## Exercise details
Report the count of lines that carry the string "śmierć", and add nothing.

## Records shown
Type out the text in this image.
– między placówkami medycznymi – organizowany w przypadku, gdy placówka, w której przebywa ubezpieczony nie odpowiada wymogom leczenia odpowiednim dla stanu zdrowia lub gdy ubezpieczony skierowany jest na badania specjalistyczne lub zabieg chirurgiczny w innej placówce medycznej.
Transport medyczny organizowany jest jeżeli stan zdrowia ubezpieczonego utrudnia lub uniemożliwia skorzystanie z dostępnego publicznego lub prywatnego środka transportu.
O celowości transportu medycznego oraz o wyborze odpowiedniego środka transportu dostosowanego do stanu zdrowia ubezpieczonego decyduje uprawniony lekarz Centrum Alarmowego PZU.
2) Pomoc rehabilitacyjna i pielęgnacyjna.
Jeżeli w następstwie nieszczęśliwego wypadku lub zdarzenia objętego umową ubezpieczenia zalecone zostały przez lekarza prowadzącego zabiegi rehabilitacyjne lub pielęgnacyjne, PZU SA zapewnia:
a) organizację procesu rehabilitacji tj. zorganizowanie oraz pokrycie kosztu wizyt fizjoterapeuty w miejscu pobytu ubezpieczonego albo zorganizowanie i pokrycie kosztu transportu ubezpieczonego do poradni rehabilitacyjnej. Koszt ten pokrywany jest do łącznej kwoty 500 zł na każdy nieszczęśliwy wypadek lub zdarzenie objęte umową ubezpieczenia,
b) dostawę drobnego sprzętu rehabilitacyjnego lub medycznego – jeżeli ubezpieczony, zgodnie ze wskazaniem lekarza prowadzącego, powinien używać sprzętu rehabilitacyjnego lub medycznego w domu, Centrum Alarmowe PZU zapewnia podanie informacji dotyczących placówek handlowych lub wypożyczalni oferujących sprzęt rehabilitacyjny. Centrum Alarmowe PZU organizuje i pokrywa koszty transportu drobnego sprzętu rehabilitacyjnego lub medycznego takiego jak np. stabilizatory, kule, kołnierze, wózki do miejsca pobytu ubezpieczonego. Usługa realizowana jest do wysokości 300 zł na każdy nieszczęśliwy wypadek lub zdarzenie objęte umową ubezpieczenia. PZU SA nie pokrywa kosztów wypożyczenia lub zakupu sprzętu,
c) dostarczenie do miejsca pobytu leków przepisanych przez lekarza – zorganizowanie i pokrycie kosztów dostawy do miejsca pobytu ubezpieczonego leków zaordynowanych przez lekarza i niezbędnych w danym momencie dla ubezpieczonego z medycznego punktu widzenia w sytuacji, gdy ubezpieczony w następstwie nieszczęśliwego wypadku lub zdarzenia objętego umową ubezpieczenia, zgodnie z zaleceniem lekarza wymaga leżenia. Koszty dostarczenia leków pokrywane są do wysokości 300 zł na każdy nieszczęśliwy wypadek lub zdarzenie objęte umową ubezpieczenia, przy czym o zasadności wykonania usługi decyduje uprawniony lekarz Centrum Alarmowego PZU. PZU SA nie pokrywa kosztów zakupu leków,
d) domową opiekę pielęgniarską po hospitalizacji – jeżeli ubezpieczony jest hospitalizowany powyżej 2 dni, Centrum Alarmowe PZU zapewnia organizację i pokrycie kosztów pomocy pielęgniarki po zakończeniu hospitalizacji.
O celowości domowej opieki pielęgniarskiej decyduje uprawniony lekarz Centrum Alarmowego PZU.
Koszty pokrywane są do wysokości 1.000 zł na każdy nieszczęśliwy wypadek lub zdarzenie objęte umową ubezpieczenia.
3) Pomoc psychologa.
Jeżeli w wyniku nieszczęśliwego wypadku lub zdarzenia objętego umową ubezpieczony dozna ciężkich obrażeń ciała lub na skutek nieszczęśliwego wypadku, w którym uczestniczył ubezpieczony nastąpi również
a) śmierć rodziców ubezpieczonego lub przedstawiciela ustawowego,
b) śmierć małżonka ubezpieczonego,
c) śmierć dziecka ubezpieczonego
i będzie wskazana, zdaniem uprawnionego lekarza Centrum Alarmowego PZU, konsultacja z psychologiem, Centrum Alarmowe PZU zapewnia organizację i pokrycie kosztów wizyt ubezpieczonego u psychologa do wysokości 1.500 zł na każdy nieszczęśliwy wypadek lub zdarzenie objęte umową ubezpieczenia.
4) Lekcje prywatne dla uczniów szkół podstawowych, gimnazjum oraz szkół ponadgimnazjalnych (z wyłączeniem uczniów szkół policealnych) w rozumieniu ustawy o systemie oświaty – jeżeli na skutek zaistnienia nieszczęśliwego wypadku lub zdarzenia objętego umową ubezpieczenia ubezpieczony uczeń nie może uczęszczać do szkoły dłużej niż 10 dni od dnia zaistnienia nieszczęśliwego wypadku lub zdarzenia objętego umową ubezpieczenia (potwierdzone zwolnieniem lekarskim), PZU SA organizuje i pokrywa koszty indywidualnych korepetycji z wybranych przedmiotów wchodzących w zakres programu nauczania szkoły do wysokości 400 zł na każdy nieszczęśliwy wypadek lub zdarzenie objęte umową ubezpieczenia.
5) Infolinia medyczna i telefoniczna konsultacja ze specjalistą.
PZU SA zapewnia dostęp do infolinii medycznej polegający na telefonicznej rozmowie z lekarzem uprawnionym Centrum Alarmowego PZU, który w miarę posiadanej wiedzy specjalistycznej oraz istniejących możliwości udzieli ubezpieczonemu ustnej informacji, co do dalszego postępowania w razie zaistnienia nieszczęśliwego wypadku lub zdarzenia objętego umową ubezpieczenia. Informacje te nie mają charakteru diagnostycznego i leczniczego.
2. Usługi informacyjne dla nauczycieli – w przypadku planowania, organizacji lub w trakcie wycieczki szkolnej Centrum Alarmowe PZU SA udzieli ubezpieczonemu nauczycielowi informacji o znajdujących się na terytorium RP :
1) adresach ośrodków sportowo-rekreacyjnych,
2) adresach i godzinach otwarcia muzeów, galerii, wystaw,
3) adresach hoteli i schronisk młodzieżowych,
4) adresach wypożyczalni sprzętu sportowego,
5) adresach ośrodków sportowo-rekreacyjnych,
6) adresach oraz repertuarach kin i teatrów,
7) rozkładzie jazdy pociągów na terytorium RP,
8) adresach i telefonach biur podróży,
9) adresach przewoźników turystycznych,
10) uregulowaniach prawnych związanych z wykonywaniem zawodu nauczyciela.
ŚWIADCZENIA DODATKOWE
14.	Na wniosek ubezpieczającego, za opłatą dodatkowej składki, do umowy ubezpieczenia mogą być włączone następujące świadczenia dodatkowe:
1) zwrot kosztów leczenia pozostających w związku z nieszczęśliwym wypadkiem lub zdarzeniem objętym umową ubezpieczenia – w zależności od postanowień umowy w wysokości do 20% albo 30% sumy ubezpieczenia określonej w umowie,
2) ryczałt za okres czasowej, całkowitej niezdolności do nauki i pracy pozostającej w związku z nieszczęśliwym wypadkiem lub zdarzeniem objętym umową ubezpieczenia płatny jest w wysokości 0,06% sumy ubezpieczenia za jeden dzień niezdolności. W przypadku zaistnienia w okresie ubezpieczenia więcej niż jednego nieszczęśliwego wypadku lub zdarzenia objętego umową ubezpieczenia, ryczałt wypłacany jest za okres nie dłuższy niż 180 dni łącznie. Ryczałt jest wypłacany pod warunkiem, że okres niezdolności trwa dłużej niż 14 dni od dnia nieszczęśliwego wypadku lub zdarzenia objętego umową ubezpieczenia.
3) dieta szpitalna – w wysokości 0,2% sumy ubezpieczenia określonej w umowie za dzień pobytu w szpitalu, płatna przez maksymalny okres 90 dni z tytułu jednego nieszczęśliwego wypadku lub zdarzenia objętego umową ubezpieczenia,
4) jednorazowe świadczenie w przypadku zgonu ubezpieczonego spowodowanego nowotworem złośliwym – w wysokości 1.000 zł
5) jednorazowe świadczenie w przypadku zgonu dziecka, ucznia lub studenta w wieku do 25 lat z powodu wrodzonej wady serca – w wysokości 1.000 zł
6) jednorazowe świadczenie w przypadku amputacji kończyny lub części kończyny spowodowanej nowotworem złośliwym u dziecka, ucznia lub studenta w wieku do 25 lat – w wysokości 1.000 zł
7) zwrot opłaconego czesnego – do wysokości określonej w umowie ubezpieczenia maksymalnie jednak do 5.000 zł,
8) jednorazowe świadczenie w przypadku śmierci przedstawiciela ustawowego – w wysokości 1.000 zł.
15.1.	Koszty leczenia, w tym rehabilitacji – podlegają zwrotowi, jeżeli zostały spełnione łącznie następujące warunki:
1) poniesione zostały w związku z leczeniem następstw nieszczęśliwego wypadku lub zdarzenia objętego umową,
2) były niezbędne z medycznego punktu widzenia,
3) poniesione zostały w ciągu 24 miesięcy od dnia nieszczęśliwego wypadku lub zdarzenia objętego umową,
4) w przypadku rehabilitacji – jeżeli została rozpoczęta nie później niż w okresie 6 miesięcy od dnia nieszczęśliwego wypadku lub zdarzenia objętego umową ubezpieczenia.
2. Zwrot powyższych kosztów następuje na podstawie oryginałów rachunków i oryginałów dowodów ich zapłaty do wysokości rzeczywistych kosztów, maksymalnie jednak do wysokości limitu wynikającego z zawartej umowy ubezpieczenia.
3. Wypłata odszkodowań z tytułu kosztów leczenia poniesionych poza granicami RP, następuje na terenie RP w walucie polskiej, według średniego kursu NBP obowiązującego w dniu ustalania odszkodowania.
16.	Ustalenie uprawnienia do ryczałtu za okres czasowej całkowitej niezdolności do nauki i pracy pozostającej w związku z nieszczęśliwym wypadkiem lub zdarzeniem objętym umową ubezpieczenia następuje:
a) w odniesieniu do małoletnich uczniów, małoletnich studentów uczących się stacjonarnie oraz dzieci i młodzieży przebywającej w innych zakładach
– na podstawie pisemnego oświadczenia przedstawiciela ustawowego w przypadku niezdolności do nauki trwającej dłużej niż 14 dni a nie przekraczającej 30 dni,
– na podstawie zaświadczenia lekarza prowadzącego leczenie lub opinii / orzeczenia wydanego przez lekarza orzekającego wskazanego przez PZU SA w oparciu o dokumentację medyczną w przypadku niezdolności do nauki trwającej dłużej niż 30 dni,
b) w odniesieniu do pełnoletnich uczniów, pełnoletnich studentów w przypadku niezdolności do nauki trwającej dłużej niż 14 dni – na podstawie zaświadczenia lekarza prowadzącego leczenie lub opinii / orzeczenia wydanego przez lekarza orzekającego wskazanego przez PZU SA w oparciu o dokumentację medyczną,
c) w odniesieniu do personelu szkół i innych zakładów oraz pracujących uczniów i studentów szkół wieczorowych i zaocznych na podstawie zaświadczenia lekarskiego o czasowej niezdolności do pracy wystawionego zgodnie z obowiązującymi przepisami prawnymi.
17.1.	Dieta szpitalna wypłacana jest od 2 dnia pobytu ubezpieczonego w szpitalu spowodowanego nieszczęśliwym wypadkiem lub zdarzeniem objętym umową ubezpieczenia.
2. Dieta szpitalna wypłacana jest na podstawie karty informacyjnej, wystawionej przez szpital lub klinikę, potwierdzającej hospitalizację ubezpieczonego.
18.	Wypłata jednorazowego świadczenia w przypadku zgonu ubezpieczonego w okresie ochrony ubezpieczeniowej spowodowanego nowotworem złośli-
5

## Written response
3